• **Your goal**: Restate the entries word for word, omitting nothing.

• **Items from a data source**:
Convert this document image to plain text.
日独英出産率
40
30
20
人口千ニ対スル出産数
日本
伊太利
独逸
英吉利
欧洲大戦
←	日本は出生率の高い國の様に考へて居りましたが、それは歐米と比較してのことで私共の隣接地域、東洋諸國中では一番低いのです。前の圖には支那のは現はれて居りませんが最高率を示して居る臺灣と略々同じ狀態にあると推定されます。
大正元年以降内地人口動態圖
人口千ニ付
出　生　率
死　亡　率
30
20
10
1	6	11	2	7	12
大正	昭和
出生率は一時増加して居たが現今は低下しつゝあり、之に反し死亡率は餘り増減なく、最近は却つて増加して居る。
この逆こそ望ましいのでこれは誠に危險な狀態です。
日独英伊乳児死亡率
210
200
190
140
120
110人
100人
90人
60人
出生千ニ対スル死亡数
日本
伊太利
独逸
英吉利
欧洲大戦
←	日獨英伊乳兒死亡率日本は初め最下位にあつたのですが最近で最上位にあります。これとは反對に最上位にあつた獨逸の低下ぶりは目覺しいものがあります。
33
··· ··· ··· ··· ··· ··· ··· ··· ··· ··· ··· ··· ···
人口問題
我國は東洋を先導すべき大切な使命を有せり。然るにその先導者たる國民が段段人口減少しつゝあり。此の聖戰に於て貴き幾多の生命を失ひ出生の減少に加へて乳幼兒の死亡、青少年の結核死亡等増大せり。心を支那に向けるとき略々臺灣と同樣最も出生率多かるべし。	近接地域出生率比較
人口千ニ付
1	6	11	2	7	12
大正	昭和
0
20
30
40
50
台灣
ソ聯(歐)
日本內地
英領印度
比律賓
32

• **Complete output**:
Convert this document image to plain text.
日独英出産率
40
30
20
人口千ニ対スル出産数
日本
伊太利
独逸
英吉利
欧洲大戦
←	日本は出生率の高い國の様に考へて居りましたが、それは歐米と比較してのことで私共の隣接地域、東洋諸國中では一番低いのです。前の圖には支那のは現はれて居りませんが最高率を示して居る臺灣と略々同じ狀態にあると推定されます。
大正元年以降内地人口動態圖
人口千ニ付
出　生　率
死　亡　率
30
20
10
1	6	11	2	7	12
大正	昭和
出生率は一時増加して居たが現今は低下しつゝあり、之に反し死亡率は餘り増減なく、最近は却つて増加して居る。
この逆こそ望ましいのでこれは誠に危險な狀態です。
日独英伊乳児死亡率
210
200
190
140
120
110人
100人
90人
60人
出生千ニ対スル死亡数
日本
伊太利
独逸
英吉利
欧洲大戦
←	日獨英伊乳兒死亡率日本は初め最下位にあつたのですが最近で最上位にあります。これとは反對に最上位にあつた獨逸の低下ぶりは目覺しいものがあります。
33
··· ··· ··· ··· ··· ··· ··· ··· ··· ··· ··· ··· ···
人口問題
我國は東洋を先導すべき大切な使命を有せり。然るにその先導者たる國民が段段人口減少しつゝあり。此の聖戰に於て貴き幾多の生命を失ひ出生の減少に加へて乳幼兒の死亡、青少年の結核死亡等増大せり。心を支那に向けるとき略々臺灣と同樣最も出生率多かるべし。	近接地域出生率比較
人口千ニ付
1	6	11	2	7	12
大正	昭和
0
20
30
40
50
台灣
ソ聯(歐)
日本內地
英領印度
比律賓
32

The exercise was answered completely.